* Data section:
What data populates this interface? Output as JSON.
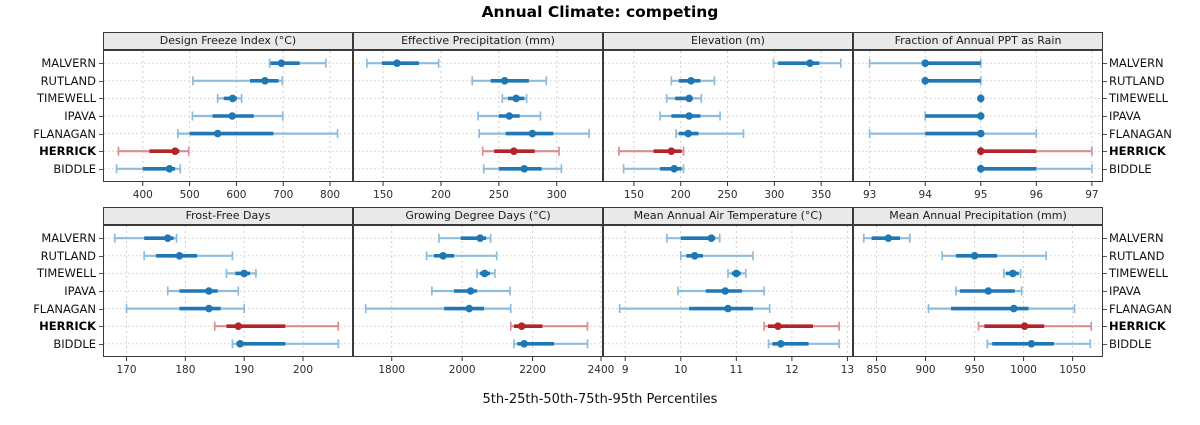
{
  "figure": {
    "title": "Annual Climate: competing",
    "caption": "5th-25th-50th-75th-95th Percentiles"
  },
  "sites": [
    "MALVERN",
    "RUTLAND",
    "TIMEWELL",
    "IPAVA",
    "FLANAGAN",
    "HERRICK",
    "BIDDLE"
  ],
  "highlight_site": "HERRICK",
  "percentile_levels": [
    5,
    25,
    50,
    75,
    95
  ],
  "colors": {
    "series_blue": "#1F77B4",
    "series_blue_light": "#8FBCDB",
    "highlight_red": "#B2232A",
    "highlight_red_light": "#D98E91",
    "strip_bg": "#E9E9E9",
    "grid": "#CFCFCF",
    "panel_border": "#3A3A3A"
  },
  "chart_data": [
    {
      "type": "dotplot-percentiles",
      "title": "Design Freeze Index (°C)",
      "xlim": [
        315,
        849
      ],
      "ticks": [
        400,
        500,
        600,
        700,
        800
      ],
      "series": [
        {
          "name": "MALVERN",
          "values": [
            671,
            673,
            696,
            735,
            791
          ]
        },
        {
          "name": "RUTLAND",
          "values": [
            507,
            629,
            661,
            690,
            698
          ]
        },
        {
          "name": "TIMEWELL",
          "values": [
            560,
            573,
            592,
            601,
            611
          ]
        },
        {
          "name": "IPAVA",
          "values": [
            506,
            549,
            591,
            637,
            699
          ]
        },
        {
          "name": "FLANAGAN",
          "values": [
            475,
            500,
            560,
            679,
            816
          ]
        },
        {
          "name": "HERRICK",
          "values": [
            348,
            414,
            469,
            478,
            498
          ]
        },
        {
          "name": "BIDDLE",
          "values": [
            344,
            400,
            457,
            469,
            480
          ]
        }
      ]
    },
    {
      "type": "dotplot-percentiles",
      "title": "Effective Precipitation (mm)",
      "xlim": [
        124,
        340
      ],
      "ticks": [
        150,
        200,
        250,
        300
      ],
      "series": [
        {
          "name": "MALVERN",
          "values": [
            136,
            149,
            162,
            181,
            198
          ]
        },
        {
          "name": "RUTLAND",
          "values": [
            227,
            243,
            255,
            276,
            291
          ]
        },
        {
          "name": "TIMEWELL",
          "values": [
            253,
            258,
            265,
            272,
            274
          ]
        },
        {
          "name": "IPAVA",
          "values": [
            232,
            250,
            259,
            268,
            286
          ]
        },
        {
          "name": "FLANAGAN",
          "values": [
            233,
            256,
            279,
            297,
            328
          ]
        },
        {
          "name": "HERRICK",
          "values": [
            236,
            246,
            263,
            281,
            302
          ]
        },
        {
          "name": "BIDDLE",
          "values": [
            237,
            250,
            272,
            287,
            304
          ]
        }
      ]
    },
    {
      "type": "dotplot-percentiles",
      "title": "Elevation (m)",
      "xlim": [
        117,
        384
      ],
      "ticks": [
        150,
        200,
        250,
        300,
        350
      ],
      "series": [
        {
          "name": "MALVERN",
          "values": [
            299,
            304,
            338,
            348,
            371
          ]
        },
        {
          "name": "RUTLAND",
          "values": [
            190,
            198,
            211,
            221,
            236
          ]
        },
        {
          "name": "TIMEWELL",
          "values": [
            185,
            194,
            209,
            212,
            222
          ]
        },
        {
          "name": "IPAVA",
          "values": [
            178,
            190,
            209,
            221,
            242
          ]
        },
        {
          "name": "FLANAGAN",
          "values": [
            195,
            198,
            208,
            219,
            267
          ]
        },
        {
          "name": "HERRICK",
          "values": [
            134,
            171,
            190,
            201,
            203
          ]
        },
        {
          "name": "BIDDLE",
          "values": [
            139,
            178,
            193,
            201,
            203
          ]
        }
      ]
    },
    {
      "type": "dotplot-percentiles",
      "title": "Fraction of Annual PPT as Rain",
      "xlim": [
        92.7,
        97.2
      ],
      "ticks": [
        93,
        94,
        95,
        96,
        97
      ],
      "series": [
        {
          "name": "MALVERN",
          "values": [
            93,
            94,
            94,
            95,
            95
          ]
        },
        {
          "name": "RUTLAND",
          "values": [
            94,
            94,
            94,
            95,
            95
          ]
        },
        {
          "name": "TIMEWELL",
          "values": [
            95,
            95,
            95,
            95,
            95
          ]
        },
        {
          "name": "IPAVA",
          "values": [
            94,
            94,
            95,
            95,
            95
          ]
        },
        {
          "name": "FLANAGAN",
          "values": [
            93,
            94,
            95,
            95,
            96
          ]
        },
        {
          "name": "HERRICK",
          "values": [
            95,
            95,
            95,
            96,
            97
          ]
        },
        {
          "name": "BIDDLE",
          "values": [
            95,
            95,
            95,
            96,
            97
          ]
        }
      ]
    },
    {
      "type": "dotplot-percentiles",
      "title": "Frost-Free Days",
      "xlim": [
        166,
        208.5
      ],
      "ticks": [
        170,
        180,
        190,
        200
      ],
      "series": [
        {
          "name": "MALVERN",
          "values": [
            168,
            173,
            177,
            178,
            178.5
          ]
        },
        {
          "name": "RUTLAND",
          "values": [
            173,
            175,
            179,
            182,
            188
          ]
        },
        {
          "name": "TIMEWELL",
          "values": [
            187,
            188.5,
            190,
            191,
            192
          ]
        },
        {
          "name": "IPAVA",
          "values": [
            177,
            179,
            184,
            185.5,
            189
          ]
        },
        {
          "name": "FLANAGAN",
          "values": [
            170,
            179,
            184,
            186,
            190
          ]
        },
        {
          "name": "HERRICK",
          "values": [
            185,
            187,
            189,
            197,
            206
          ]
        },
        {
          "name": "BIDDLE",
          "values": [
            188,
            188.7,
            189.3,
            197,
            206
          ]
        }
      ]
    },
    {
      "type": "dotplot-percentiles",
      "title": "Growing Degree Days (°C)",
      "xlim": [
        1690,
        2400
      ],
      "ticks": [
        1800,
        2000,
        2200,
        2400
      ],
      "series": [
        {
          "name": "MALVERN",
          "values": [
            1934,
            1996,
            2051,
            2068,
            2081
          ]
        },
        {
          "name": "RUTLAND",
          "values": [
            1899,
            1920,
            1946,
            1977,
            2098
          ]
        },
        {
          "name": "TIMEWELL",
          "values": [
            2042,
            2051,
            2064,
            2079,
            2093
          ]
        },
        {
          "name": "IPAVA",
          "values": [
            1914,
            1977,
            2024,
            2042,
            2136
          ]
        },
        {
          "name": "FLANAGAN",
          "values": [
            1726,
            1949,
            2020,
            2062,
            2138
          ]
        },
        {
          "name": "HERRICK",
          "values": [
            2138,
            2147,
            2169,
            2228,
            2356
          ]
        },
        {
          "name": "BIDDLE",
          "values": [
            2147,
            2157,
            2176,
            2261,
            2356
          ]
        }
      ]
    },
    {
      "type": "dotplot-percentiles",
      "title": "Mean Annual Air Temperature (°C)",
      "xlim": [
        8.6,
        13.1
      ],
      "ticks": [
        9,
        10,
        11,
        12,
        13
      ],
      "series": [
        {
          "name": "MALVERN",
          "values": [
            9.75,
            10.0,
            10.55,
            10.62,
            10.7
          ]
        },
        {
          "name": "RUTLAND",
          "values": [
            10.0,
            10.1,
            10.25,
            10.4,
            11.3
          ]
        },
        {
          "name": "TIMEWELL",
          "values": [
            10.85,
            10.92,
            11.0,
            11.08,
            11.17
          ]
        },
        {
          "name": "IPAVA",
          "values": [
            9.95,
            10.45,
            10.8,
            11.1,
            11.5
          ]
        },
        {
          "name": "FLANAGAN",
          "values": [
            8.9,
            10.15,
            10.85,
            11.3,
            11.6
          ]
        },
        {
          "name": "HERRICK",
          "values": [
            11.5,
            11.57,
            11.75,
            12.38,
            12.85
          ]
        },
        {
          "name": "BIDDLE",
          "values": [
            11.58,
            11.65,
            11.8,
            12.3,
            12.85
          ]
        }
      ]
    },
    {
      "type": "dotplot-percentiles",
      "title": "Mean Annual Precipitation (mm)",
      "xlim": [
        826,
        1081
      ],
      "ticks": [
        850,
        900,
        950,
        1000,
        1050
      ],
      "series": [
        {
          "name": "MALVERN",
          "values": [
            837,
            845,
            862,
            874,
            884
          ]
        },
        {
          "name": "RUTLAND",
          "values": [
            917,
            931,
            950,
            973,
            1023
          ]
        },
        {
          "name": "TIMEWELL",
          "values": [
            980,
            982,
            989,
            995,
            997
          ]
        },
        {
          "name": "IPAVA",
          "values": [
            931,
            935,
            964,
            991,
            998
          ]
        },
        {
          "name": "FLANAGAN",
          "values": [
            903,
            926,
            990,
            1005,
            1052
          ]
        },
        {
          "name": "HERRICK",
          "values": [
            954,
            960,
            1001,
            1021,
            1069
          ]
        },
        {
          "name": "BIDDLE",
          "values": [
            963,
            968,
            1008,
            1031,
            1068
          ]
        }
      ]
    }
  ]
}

---

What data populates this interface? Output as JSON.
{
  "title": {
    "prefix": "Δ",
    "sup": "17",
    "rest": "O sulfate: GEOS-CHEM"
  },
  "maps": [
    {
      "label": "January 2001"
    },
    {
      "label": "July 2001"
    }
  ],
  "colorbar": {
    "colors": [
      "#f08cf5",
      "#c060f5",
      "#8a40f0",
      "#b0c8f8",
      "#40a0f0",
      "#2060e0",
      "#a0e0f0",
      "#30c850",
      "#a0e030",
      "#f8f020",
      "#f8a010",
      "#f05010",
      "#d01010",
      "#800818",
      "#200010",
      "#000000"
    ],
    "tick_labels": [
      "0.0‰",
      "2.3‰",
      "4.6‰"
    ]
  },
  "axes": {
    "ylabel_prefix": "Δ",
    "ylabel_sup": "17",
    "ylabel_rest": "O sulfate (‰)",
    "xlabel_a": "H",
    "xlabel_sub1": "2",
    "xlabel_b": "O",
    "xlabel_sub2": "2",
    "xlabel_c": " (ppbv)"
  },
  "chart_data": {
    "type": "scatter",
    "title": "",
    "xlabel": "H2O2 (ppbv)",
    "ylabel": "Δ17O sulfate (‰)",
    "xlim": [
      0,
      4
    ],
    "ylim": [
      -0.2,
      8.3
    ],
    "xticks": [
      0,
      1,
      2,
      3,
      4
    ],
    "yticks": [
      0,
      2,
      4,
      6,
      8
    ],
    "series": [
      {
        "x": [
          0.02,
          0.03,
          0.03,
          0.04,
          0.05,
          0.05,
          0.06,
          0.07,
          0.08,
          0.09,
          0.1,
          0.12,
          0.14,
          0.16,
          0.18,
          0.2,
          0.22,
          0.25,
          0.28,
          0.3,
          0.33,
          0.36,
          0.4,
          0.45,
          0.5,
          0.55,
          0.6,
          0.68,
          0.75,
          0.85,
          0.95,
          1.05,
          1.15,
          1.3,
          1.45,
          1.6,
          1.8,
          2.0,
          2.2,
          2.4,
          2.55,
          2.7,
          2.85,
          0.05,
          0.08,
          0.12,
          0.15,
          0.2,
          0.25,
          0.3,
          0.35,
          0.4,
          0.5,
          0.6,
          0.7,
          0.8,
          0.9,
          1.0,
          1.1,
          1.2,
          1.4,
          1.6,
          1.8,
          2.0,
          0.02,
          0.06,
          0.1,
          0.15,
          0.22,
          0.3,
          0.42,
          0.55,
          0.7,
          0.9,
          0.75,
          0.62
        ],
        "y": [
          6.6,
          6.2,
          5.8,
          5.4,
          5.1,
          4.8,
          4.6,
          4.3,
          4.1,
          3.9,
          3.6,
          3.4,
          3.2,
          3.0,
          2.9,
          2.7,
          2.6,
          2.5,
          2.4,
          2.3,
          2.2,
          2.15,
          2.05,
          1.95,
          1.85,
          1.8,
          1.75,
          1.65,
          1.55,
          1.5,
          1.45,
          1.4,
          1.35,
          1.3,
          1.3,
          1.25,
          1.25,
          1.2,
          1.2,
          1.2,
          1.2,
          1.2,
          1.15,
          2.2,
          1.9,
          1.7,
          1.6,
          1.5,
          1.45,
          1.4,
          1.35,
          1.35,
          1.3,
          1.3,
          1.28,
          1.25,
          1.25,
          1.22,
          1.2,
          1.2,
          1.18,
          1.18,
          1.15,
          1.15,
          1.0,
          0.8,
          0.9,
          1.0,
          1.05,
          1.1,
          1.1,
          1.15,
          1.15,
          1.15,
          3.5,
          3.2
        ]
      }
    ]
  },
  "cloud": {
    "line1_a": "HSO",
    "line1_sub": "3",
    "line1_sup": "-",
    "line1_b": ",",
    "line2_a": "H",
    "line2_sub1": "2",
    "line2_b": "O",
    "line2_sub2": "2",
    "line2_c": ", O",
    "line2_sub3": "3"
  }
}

* Exercise task:
Return the lines of the records that include the string "sulfate".

* Solution to the problem:
    "rest": "O sulfate: GEOS-CHEM"
    "ylabel_rest": "O sulfate (‰)",
    "ylabel": "Δ17O sulfate (‰)",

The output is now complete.